**RECORDS TO USE:**
-------

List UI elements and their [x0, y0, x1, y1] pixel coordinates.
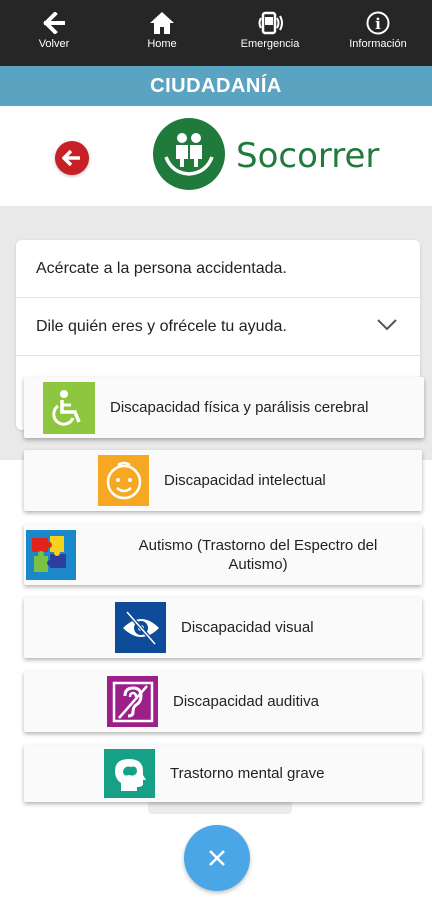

-------

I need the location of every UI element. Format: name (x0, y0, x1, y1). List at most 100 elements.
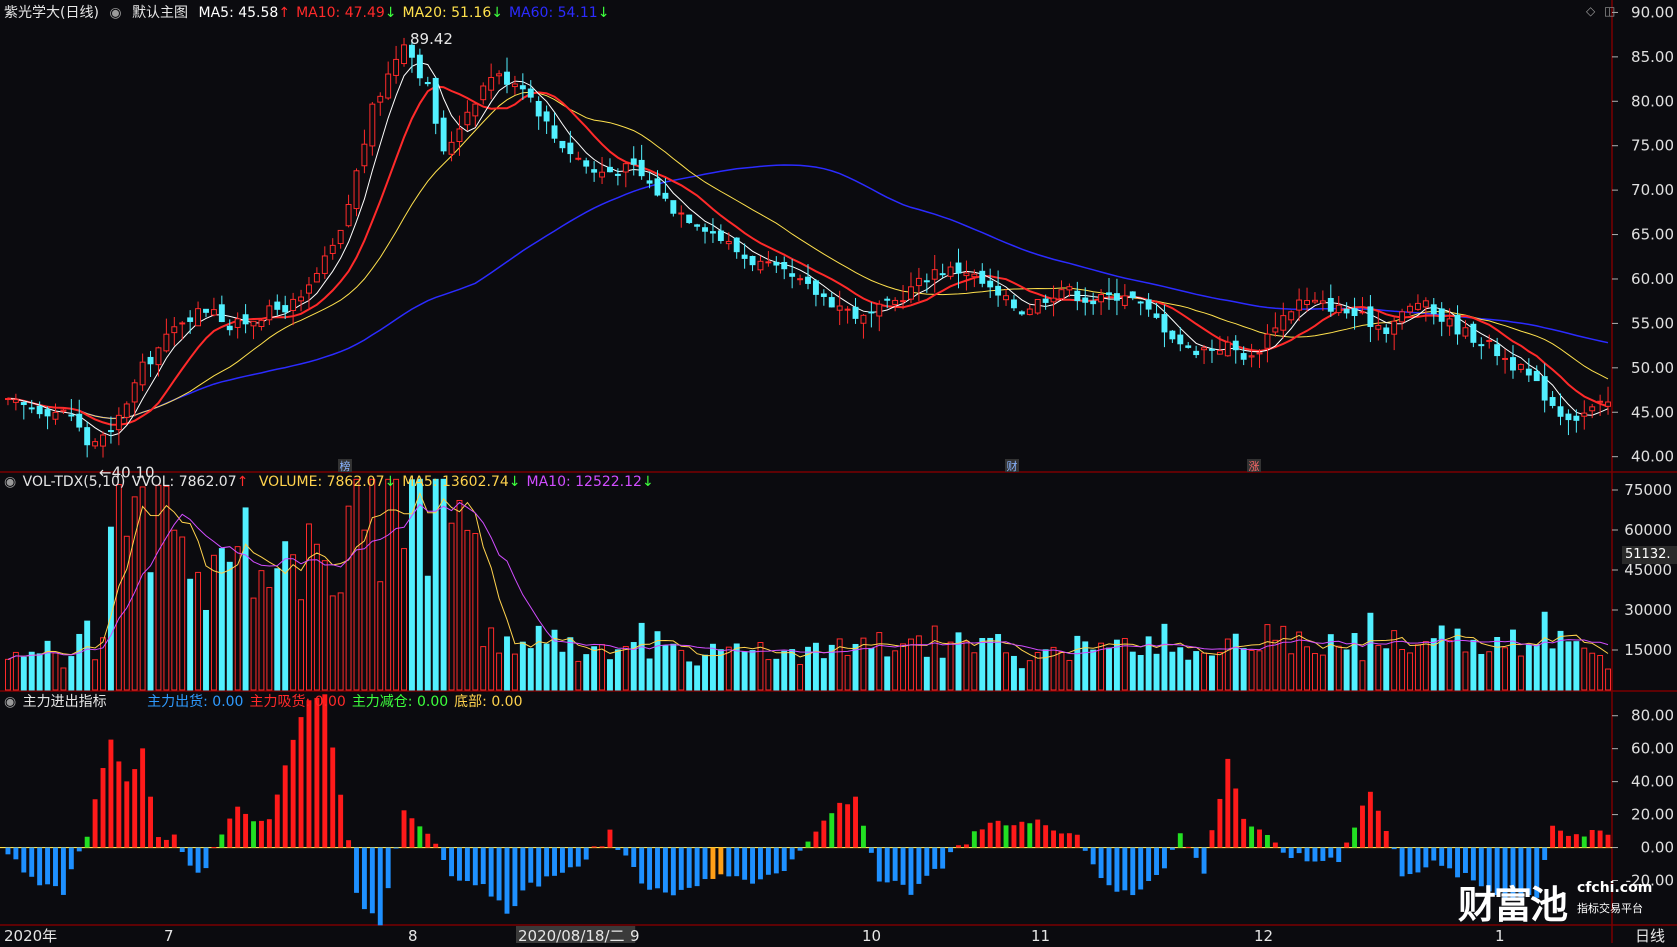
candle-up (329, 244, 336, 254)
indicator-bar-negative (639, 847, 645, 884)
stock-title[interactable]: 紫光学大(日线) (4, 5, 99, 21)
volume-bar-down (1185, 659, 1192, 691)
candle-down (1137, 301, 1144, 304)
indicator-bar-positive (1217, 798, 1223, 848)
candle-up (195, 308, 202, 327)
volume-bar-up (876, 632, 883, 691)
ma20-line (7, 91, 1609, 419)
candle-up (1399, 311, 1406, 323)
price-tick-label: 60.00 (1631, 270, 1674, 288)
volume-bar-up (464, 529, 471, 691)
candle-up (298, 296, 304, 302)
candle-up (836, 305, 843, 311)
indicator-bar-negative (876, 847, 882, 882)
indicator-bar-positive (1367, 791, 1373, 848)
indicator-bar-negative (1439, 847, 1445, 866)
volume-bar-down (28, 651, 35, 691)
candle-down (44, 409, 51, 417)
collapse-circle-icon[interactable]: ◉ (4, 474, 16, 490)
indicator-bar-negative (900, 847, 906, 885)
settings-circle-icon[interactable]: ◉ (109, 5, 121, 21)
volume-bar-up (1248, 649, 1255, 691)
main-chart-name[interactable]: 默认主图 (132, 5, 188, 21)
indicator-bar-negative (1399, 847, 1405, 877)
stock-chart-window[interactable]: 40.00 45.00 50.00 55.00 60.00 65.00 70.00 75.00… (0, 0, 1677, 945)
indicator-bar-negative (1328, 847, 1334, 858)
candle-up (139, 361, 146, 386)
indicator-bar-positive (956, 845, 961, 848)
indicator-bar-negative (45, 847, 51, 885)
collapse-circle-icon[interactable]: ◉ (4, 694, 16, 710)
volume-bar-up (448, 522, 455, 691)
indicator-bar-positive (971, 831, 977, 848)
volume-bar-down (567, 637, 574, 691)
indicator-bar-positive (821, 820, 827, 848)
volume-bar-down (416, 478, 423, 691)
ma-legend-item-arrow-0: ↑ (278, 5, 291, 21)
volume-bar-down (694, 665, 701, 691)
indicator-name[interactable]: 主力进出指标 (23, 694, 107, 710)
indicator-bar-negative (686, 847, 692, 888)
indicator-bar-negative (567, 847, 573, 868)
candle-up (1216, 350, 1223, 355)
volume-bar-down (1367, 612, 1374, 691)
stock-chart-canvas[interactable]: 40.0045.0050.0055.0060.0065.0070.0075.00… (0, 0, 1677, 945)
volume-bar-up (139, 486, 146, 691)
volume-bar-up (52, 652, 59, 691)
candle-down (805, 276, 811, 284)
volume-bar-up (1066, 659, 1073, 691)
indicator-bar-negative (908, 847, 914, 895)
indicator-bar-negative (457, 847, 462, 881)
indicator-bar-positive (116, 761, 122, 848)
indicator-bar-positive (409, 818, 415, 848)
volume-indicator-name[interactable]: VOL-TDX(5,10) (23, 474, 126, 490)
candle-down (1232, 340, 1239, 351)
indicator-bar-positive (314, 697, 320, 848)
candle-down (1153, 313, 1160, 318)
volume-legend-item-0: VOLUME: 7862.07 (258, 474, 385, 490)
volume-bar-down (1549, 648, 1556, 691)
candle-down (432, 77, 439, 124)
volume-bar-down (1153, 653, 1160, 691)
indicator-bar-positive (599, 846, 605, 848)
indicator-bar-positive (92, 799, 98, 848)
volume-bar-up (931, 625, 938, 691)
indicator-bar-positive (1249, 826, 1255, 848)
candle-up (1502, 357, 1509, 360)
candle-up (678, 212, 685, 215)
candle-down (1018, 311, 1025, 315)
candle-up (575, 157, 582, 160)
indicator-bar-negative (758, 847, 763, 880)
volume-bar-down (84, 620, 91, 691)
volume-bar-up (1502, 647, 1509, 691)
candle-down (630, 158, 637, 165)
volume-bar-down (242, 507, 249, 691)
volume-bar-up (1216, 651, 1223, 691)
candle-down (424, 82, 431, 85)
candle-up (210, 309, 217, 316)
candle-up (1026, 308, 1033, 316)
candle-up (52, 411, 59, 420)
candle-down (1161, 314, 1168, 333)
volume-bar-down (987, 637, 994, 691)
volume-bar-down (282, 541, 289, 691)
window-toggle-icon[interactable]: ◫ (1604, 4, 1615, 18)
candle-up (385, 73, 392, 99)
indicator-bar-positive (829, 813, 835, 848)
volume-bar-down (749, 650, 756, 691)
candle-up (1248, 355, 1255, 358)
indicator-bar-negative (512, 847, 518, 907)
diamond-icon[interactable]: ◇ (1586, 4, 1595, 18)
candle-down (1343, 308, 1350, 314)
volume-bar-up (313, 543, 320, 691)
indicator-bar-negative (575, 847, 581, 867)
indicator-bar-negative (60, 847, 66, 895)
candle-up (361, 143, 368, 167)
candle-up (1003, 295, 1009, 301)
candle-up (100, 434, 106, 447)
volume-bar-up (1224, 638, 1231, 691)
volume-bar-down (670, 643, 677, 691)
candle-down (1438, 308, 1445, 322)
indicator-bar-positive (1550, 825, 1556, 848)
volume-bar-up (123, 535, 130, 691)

-------

**YOUR OBJECTIVE:**
Print the material word for word, starting at the line that contains "I need the location" and ending at the line that contains "volume-bar-down (694, 665, 701, 691)", with both of those lines included. Leave out the pictures.

**RESULT FOR THIS EXERCISE:**
I need the location of every UI element. Format: name (x0, y0, x1, y1). List at most 100 elements.
candle-up (329, 244, 336, 254)
indicator-bar-negative (639, 847, 645, 884)
stock-title[interactable]: 紫光学大(日线) (4, 5, 99, 21)
volume-bar-down (1185, 659, 1192, 691)
candle-down (1137, 301, 1144, 304)
indicator-bar-positive (1217, 798, 1223, 848)
candle-up (195, 308, 202, 327)
volume-bar-up (876, 632, 883, 691)
ma20-line (7, 91, 1609, 419)
candle-up (1399, 311, 1406, 323)
price-tick-label: 60.00 (1631, 270, 1674, 288)
volume-bar-up (464, 529, 471, 691)
candle-up (298, 296, 304, 302)
candle-up (836, 305, 843, 311)
indicator-bar-negative (876, 847, 882, 882)
indicator-bar-positive (1367, 791, 1373, 848)
indicator-bar-negative (1439, 847, 1445, 866)
volume-bar-down (28, 651, 35, 691)
candle-down (44, 409, 51, 417)
collapse-circle-icon[interactable]: ◉ (4, 474, 16, 490)
indicator-bar-negative (900, 847, 906, 885)
settings-circle-icon[interactable]: ◉ (109, 5, 121, 21)
volume-bar-up (1248, 649, 1255, 691)
main-chart-name[interactable]: 默认主图 (132, 5, 188, 21)
indicator-bar-negative (1399, 847, 1405, 877)
stock-chart-window[interactable]: 40.00 45.00 50.00 55.00 60.00 65.00 70.00 75.00… (0, 0, 1677, 945)
indicator-bar-negative (1328, 847, 1334, 858)
candle-up (139, 361, 146, 386)
indicator-bar-positive (956, 845, 961, 848)
indicator-bar-negative (45, 847, 51, 885)
collapse-circle-icon[interactable]: ◉ (4, 694, 16, 710)
volume-bar-up (448, 522, 455, 691)
indicator-bar-positive (971, 831, 977, 848)
volume-bar-down (567, 637, 574, 691)
indicator-bar-positive (821, 820, 827, 848)
volume-bar-down (416, 478, 423, 691)
ma-legend-item-arrow-0: ↑ (278, 5, 291, 21)
volume-bar-down (694, 665, 701, 691)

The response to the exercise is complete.